*Problem to work on*
Copy every line from the material below that holds "color".

*Records for the exercise*
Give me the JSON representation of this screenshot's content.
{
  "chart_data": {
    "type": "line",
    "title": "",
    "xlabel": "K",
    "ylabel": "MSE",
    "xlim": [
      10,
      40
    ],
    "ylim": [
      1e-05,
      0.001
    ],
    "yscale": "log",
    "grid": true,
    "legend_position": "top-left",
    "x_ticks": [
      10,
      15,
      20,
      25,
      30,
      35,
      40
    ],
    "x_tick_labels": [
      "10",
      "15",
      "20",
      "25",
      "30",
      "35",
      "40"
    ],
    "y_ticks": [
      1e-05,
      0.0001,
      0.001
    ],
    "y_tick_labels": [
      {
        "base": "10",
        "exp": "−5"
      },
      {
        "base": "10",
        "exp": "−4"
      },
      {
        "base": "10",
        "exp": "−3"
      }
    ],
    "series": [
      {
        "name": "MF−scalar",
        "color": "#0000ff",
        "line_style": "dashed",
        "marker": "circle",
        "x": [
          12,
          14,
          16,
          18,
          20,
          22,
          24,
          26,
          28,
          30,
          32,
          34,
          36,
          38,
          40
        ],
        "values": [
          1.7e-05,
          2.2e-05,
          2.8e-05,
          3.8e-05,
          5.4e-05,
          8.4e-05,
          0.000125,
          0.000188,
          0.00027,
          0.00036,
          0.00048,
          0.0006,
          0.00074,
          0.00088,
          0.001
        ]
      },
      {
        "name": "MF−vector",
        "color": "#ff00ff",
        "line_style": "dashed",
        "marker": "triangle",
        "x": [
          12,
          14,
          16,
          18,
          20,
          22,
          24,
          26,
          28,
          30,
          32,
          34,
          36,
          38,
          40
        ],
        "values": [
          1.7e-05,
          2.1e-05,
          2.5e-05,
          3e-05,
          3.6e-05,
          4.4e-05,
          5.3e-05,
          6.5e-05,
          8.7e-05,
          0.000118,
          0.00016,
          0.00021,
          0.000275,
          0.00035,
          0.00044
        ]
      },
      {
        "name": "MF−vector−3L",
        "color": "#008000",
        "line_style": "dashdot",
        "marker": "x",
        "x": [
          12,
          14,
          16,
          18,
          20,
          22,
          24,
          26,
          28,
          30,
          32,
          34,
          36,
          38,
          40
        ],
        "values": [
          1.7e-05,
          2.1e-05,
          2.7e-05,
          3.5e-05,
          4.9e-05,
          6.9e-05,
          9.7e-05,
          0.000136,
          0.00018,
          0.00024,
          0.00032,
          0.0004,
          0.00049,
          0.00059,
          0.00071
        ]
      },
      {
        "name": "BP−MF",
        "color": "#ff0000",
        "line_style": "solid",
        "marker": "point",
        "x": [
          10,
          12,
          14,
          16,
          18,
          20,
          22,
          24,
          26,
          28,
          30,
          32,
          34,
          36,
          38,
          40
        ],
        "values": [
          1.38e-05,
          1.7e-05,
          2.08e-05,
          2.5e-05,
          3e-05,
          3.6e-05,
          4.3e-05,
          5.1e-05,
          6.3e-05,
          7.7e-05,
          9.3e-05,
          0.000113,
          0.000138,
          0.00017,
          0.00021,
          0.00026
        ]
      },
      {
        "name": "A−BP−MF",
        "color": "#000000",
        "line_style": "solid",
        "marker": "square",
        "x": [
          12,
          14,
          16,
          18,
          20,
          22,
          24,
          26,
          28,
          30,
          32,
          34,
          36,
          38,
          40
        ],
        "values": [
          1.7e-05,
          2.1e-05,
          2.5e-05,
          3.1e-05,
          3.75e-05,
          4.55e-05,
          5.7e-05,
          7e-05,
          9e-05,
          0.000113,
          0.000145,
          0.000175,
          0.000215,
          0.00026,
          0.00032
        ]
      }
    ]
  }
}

*Finished exercise*
        "color": "#0000ff",
        "color": "#ff00ff",
        "color": "#008000",
        "color": "#ff0000",
        "color": "#000000",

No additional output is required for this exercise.